» Exercise instructions
Your answer should be one number: how many lines of the records hold the string "title".
----- Extracted records -----
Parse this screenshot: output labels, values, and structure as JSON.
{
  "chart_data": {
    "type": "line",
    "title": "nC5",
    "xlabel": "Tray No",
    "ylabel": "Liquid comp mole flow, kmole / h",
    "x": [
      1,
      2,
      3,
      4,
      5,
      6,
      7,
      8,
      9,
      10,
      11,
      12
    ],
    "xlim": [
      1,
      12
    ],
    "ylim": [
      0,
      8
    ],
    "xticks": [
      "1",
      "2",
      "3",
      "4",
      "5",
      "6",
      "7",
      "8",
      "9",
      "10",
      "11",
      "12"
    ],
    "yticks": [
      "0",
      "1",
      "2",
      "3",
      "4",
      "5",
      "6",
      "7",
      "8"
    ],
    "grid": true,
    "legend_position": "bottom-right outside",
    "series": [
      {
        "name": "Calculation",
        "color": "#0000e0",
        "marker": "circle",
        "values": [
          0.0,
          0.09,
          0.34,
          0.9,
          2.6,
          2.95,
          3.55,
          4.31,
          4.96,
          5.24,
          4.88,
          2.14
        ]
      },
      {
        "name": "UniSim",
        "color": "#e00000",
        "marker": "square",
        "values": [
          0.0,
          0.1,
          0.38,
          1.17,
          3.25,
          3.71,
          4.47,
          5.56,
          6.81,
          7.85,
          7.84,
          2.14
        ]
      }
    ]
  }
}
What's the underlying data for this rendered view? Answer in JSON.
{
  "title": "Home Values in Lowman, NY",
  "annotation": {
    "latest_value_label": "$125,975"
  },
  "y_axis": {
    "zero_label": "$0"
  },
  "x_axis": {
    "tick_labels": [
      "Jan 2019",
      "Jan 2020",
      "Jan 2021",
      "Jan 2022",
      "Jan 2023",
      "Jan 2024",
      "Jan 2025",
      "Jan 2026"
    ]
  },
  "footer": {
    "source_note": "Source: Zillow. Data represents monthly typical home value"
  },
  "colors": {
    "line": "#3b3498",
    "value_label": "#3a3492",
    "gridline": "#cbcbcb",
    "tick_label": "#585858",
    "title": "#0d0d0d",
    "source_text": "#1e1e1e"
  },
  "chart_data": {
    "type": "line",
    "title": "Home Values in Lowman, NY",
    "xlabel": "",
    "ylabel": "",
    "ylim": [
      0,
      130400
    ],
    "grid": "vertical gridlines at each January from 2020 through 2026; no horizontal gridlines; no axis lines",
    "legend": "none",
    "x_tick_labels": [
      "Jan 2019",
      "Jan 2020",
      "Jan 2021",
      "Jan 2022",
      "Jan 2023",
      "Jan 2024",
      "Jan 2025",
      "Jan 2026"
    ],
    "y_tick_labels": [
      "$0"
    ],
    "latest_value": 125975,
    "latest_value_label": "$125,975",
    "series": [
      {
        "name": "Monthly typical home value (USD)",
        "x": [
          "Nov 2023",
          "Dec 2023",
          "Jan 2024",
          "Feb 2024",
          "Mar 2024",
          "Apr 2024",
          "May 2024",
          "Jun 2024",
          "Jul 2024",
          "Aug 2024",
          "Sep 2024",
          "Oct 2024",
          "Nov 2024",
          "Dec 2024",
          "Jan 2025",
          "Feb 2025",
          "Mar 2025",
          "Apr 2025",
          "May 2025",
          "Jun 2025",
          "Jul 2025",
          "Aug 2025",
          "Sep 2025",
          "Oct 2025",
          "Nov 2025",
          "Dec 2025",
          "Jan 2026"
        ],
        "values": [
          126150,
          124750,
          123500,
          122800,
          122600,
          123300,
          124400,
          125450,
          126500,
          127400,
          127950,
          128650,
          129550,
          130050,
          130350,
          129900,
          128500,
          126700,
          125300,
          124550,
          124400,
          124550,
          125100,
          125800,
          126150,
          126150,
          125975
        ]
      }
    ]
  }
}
-----
» Task response
4